--- Records for this task ---

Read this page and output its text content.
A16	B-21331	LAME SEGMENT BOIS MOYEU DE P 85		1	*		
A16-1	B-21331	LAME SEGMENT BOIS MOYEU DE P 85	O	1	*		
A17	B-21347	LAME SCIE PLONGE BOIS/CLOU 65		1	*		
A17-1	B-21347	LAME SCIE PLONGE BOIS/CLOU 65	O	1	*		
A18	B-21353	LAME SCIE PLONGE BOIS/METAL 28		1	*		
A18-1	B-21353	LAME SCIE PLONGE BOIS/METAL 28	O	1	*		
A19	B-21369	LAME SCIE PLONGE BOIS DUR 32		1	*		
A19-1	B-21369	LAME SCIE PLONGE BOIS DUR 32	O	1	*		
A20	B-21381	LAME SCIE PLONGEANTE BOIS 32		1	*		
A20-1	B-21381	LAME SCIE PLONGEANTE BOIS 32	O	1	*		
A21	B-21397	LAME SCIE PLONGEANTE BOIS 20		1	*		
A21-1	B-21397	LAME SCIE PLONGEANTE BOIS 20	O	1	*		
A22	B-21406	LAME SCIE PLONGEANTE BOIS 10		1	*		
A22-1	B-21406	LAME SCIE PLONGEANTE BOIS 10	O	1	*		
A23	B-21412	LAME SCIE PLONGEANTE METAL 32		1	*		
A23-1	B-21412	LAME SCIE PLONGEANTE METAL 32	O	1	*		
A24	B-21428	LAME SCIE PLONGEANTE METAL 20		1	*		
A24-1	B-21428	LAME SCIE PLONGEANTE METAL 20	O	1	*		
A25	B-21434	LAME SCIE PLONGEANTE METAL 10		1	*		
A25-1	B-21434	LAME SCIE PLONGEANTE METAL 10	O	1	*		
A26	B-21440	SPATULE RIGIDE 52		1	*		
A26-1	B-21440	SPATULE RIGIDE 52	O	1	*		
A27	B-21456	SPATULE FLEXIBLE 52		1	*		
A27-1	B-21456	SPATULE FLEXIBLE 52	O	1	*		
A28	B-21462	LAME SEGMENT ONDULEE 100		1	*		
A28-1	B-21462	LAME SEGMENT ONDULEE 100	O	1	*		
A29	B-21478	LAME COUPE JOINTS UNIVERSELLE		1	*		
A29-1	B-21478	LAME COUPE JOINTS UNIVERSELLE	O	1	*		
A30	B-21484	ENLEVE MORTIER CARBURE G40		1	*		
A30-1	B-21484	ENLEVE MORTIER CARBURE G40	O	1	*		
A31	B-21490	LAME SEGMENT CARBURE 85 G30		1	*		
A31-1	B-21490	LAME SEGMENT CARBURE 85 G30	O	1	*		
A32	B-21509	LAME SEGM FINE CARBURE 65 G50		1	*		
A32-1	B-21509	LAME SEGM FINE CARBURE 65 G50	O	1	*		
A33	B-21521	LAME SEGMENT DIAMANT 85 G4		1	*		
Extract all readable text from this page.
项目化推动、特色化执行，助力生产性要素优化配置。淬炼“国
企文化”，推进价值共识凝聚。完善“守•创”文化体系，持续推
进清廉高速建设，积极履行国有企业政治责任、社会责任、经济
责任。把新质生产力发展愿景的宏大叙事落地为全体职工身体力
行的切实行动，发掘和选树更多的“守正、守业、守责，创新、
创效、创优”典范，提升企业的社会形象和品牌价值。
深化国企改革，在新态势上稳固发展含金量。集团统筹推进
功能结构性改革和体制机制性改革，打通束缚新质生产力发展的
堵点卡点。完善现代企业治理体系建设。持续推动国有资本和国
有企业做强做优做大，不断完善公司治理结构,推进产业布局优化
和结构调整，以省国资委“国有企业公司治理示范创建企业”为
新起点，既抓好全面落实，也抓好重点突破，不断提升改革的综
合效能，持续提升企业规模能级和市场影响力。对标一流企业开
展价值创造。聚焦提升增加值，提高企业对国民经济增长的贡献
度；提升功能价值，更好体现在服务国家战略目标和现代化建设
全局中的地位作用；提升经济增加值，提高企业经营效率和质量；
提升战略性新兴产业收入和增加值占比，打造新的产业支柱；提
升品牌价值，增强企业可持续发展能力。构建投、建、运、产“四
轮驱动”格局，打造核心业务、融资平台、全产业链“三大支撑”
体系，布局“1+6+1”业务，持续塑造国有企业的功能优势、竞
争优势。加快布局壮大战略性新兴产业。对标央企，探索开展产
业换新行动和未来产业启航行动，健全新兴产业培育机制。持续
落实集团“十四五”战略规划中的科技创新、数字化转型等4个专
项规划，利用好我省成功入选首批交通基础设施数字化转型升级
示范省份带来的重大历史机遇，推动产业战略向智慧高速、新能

---

▶ [Aim] Output the records verbatim, from the first line to the last.

▶ [The output]
Read this page and output its text content.
A16	B-21331	LAME SEGMENT BOIS MOYEU DE P 85		1	*		
A16-1	B-21331	LAME SEGMENT BOIS MOYEU DE P 85	O	1	*		
A17	B-21347	LAME SCIE PLONGE BOIS/CLOU 65		1	*		
A17-1	B-21347	LAME SCIE PLONGE BOIS/CLOU 65	O	1	*		
A18	B-21353	LAME SCIE PLONGE BOIS/METAL 28		1	*		
A18-1	B-21353	LAME SCIE PLONGE BOIS/METAL 28	O	1	*		
A19	B-21369	LAME SCIE PLONGE BOIS DUR 32		1	*		
A19-1	B-21369	LAME SCIE PLONGE BOIS DUR 32	O	1	*		
A20	B-21381	LAME SCIE PLONGEANTE BOIS 32		1	*		
A20-1	B-21381	LAME SCIE PLONGEANTE BOIS 32	O	1	*		
A21	B-21397	LAME SCIE PLONGEANTE BOIS 20		1	*		
A21-1	B-21397	LAME SCIE PLONGEANTE BOIS 20	O	1	*		
A22	B-21406	LAME SCIE PLONGEANTE BOIS 10		1	*		
A22-1	B-21406	LAME SCIE PLONGEANTE BOIS 10	O	1	*		
A23	B-21412	LAME SCIE PLONGEANTE METAL 32		1	*		
A23-1	B-21412	LAME SCIE PLONGEANTE METAL 32	O	1	*		
A24	B-21428	LAME SCIE PLONGEANTE METAL 20		1	*		
A24-1	B-21428	LAME SCIE PLONGEANTE METAL 20	O	1	*		
A25	B-21434	LAME SCIE PLONGEANTE METAL 10		1	*		
A25-1	B-21434	LAME SCIE PLONGEANTE METAL 10	O	1	*		
A26	B-21440	SPATULE RIGIDE 52		1	*		
A26-1	B-21440	SPATULE RIGIDE 52	O	1	*		
A27	B-21456	SPATULE FLEXIBLE 52		1	*		
A27-1	B-21456	SPATULE FLEXIBLE 52	O	1	*		
A28	B-21462	LAME SEGMENT ONDULEE 100		1	*		
A28-1	B-21462	LAME SEGMENT ONDULEE 100	O	1	*		
A29	B-21478	LAME COUPE JOINTS UNIVERSELLE		1	*		
A29-1	B-21478	LAME COUPE JOINTS UNIVERSELLE	O	1	*		
A30	B-21484	ENLEVE MORTIER CARBURE G40		1	*		
A30-1	B-21484	ENLEVE MORTIER CARBURE G40	O	1	*		
A31	B-21490	LAME SEGMENT CARBURE 85 G30		1	*		
A31-1	B-21490	LAME SEGMENT CARBURE 85 G30	O	1	*		
A32	B-21509	LAME SEGM FINE CARBURE 65 G50		1	*		
A32-1	B-21509	LAME SEGM FINE CARBURE 65 G50	O	1	*		
A33	B-21521	LAME SEGMENT DIAMANT 85 G4		1	*		
Extract all readable text from this page.
项目化推动、特色化执行，助力生产性要素优化配置。淬炼“国
企文化”，推进价值共识凝聚。完善“守•创”文化体系，持续推
进清廉高速建设，积极履行国有企业政治责任、社会责任、经济
责任。把新质生产力发展愿景的宏大叙事落地为全体职工身体力
行的切实行动，发掘和选树更多的“守正、守业、守责，创新、
创效、创优”典范，提升企业的社会形象和品牌价值。
深化国企改革，在新态势上稳固发展含金量。集团统筹推进
功能结构性改革和体制机制性改革，打通束缚新质生产力发展的
堵点卡点。完善现代企业治理体系建设。持续推动国有资本和国
有企业做强做优做大，不断完善公司治理结构,推进产业布局优化
和结构调整，以省国资委“国有企业公司治理示范创建企业”为
新起点，既抓好全面落实，也抓好重点突破，不断提升改革的综
合效能，持续提升企业规模能级和市场影响力。对标一流企业开
展价值创造。聚焦提升增加值，提高企业对国民经济增长的贡献
度；提升功能价值，更好体现在服务国家战略目标和现代化建设
全局中的地位作用；提升经济增加值，提高企业经营效率和质量；
提升战略性新兴产业收入和增加值占比，打造新的产业支柱；提
升品牌价值，增强企业可持续发展能力。构建投、建、运、产“四
轮驱动”格局，打造核心业务、融资平台、全产业链“三大支撑”
体系，布局“1+6+1”业务，持续塑造国有企业的功能优势、竞
争优势。加快布局壮大战略性新兴产业。对标央企，探索开展产
业换新行动和未来产业启航行动，健全新兴产业培育机制。持续
落实集团“十四五”战略规划中的科技创新、数字化转型等4个专
项规划，利用好我省成功入选首批交通基础设施数字化转型升级
示范省份带来的重大历史机遇，推动产业战略向智慧高速、新能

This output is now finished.